### Task requirements
Leave out the pictures and repeat every record exactly.

### Listed entries
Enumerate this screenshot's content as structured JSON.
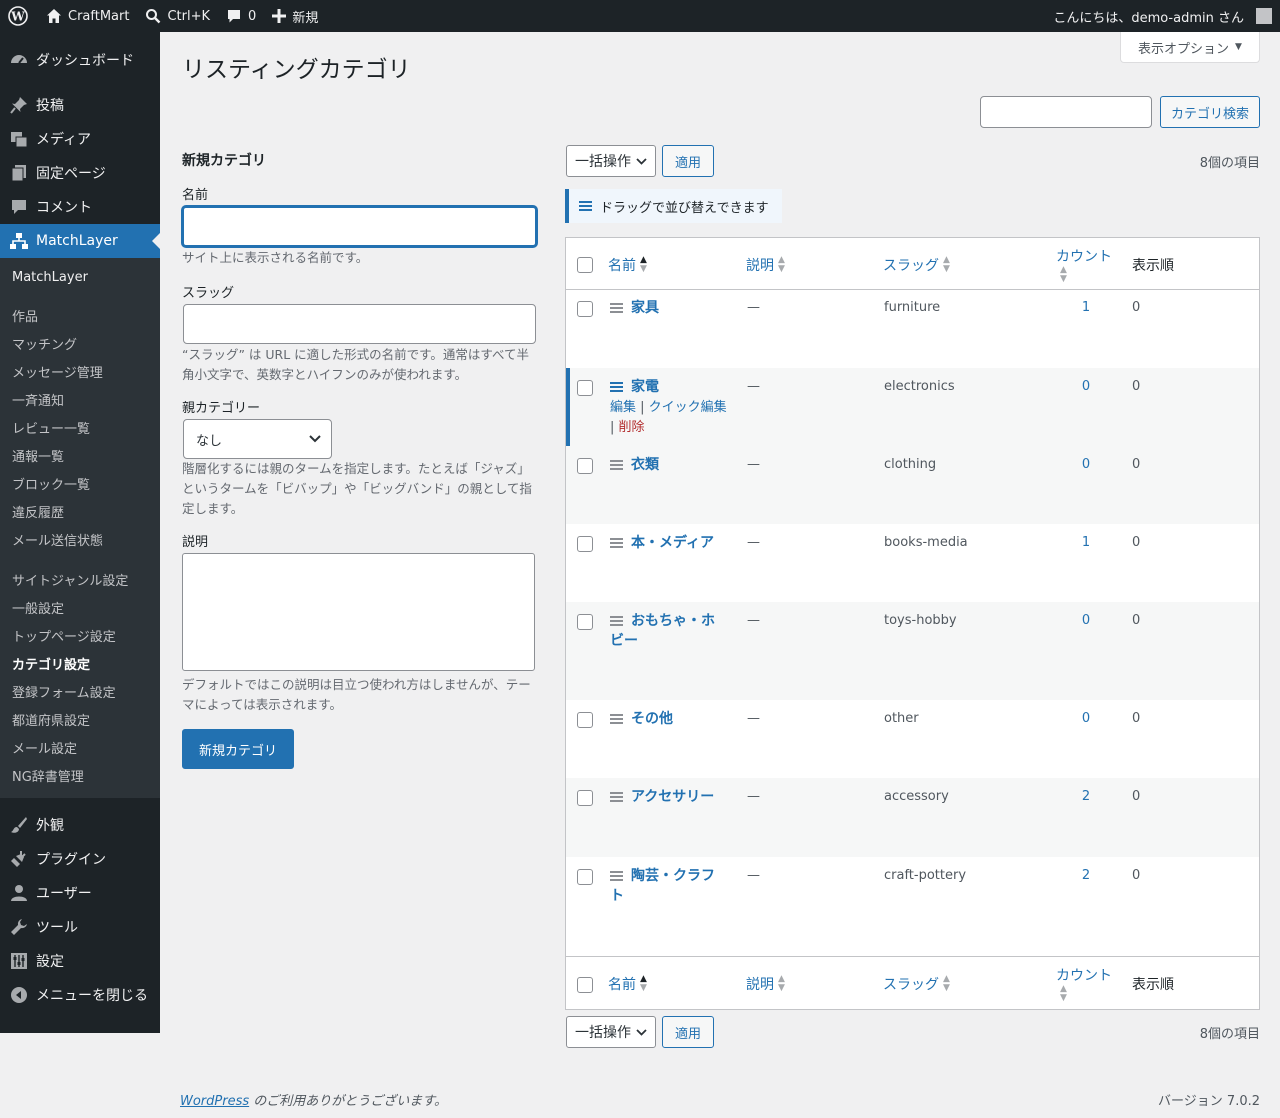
{
  "adminbar": {
    "site_name": "CraftMart",
    "search_label": "Ctrl+K",
    "comments_count": "0",
    "new_label": "新規",
    "greeting": "こんにちは、demo-admin さん"
  },
  "sidebar": {
    "dashboard": "ダッシュボード",
    "posts": "投稿",
    "media": "メディア",
    "pages": "固定ページ",
    "comments": "コメント",
    "matchlayer": "MatchLayer",
    "submenu": {
      "head": "MatchLayer",
      "group1": [
        "作品",
        "マッチング",
        "メッセージ管理",
        "一斉通知",
        "レビュー一覧",
        "通報一覧",
        "ブロック一覧",
        "違反履歴",
        "メール送信状態"
      ],
      "group2": [
        "サイトジャンル設定",
        "一般設定",
        "トップページ設定",
        "カテゴリ設定",
        "登録フォーム設定",
        "都道府県設定",
        "メール設定",
        "NG辞書管理"
      ]
    },
    "appearance": "外観",
    "plugins": "プラグイン",
    "users": "ユーザー",
    "tools": "ツール",
    "settings": "設定",
    "collapse": "メニューを閉じる"
  },
  "page": {
    "screen_options": "表示オプション",
    "title": "リスティングカテゴリ",
    "search_button": "カテゴリ検索"
  },
  "form": {
    "heading": "新規カテゴリ",
    "name_label": "名前",
    "name_desc": "サイト上に表示される名前です。",
    "slug_label": "スラッグ",
    "slug_desc": "“スラッグ” は URL に適した形式の名前です。通常はすべて半角小文字で、英数字とハイフンのみが使われます。",
    "parent_label": "親カテゴリー",
    "parent_value": "なし",
    "parent_desc": "階層化するには親のタームを指定します。たとえば「ジャズ」というタームを「ビバップ」や「ビッグバンド」の親として指定します。",
    "desc_label": "説明",
    "desc_desc": "デフォルトではこの説明は目立つ使われ方はしませんが、テーマによっては表示されます。",
    "submit": "新規カテゴリ"
  },
  "list": {
    "bulk_label": "一括操作",
    "apply_label": "適用",
    "items_count": "8個の項目",
    "drag_notice": "ドラッグで並び替えできます",
    "columns": {
      "name": "名前",
      "description": "説明",
      "slug": "スラッグ",
      "count": "カウント",
      "order": "表示順"
    },
    "row_actions": {
      "edit": "編集",
      "quick_edit": "クイック編集",
      "delete": "削除"
    },
    "rows": [
      {
        "name": "家具",
        "description": "—",
        "slug": "furniture",
        "count": "1",
        "order": "0"
      },
      {
        "name": "家電",
        "description": "—",
        "slug": "electronics",
        "count": "0",
        "order": "0"
      },
      {
        "name": "衣類",
        "description": "—",
        "slug": "clothing",
        "count": "0",
        "order": "0"
      },
      {
        "name": "本・メディア",
        "description": "—",
        "slug": "books-media",
        "count": "1",
        "order": "0"
      },
      {
        "name": "おもちゃ・ホビー",
        "description": "—",
        "slug": "toys-hobby",
        "count": "0",
        "order": "0"
      },
      {
        "name": "その他",
        "description": "—",
        "slug": "other",
        "count": "0",
        "order": "0"
      },
      {
        "name": "アクセサリー",
        "description": "—",
        "slug": "accessory",
        "count": "2",
        "order": "0"
      },
      {
        "name": "陶芸・クラフト",
        "description": "—",
        "slug": "craft-pottery",
        "count": "2",
        "order": "0"
      }
    ]
  },
  "footer": {
    "wp_link": "WordPress",
    "thanks": " のご利用ありがとうございます。",
    "version": "バージョン 7.0.2"
  }
}
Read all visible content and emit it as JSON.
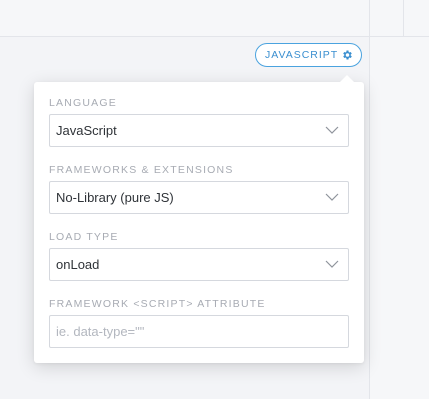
{
  "header": {
    "language_pill": {
      "label": "JAVASCRIPT",
      "icon": "gear-icon",
      "accent_color": "#3a8fd0"
    }
  },
  "panel": {
    "language": {
      "label": "LANGUAGE",
      "value": "JavaScript",
      "icon": "chevron-down-icon"
    },
    "frameworks": {
      "label": "FRAMEWORKS & EXTENSIONS",
      "value": "No-Library (pure JS)",
      "icon": "chevron-down-icon"
    },
    "load_type": {
      "label": "LOAD TYPE",
      "value": "onLoad",
      "icon": "chevron-down-icon"
    },
    "script_attribute": {
      "label": "FRAMEWORK <SCRIPT> ATTRIBUTE",
      "value": "",
      "placeholder": "ie. data-type=\"\""
    }
  }
}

### Full output
Enumerate this screenshot's content as structured JSON.
{
  "adminbar": {
    "site_name": "CraftMart",
    "search_label": "Ctrl+K",
    "comments_count": "0",
    "new_label": "新規",
    "greeting": "こんにちは、demo-admin さん"
  },
  "sidebar": {
    "dashboard": "ダッシュボード",
    "posts": "投稿",
    "media": "メディア",
    "pages": "固定ページ",
    "comments": "コメント",
    "matchlayer": "MatchLayer",
    "submenu": {
      "head": "MatchLayer",
      "group1": [
        "作品",
        "マッチング",
        "メッセージ管理",
        "一斉通知",
        "レビュー一覧",
        "通報一覧",
        "ブロック一覧",
        "違反履歴",
        "メール送信状態"
      ],
      "group2": [
        "サイトジャンル設定",
        "一般設定",
        "トップページ設定",
        "カテゴリ設定",
        "登録フォーム設定",
        "都道府県設定",
        "メール設定",
        "NG辞書管理"
      ]
    },
    "appearance": "外観",
    "plugins": "プラグイン",
    "users": "ユーザー",
    "tools": "ツール",
    "settings": "設定",
    "collapse": "メニューを閉じる"
  },
  "page": {
    "screen_options": "表示オプション",
    "title": "リスティングカテゴリ",
    "search_button": "カテゴリ検索"
  },
  "form": {
    "heading": "新規カテゴリ",
    "name_label": "名前",
    "name_desc": "サイト上に表示される名前です。",
    "slug_label": "スラッグ",
    "slug_desc": "“スラッグ” は URL に適した形式の名前です。通常はすべて半角小文字で、英数字とハイフンのみが使われます。",
    "parent_label": "親カテゴリー",
    "parent_value": "なし",
    "parent_desc": "階層化するには親のタームを指定します。たとえば「ジャズ」というタームを「ビバップ」や「ビッグバンド」の親として指定します。",
    "desc_label": "説明",
    "desc_desc": "デフォルトではこの説明は目立つ使われ方はしませんが、テーマによっては表示されます。",
    "submit": "新規カテゴリ"
  },
  "list": {
    "bulk_label": "一括操作",
    "apply_label": "適用",
    "items_count": "8個の項目",
    "drag_notice": "ドラッグで並び替えできます",
    "columns": {
      "name": "名前",
      "description": "説明",
      "slug": "スラッグ",
      "count": "カウント",
      "order": "表示順"
    },
    "row_actions": {
      "edit": "編集",
      "quick_edit": "クイック編集",
      "delete": "削除"
    },
    "rows": [
      {
        "name": "家具",
        "description": "—",
        "slug": "furniture",
        "count": "1",
        "order": "0"
      },
      {
        "name": "家電",
        "description": "—",
        "slug": "electronics",
        "count": "0",
        "order": "0"
      },
      {
        "name": "衣類",
        "description": "—",
        "slug": "clothing",
        "count": "0",
        "order": "0"
      },
      {
        "name": "本・メディア",
        "description": "—",
        "slug": "books-media",
        "count": "1",
        "order": "0"
      },
      {
        "name": "おもちゃ・ホビー",
        "description": "—",
        "slug": "toys-hobby",
        "count": "0",
        "order": "0"
      },
      {
        "name": "その他",
        "description": "—",
        "slug": "other",
        "count": "0",
        "order": "0"
      },
      {
        "name": "アクセサリー",
        "description": "—",
        "slug": "accessory",
        "count": "2",
        "order": "0"
      },
      {
        "name": "陶芸・クラフト",
        "description": "—",
        "slug": "craft-pottery",
        "count": "2",
        "order": "0"
      }
    ]
  },
  "footer": {
    "wp_link": "WordPress",
    "thanks": " のご利用ありがとうございます。",
    "version": "バージョン 7.0.2"
  }
}
Read all visible content and emit it as JSON.
{
  "header": {
    "language_pill": {
      "label": "JAVASCRIPT",
      "icon": "gear-icon",
      "accent_color": "#3a8fd0"
    }
  },
  "panel": {
    "language": {
      "label": "LANGUAGE",
      "value": "JavaScript",
      "icon": "chevron-down-icon"
    },
    "frameworks": {
      "label": "FRAMEWORKS & EXTENSIONS",
      "value": "No-Library (pure JS)",
      "icon": "chevron-down-icon"
    },
    "load_type": {
      "label": "LOAD TYPE",
      "value": "onLoad",
      "icon": "chevron-down-icon"
    },
    "script_attribute": {
      "label": "FRAMEWORK <SCRIPT> ATTRIBUTE",
      "value": "",
      "placeholder": "ie. data-type=\"\""
    }
  }
}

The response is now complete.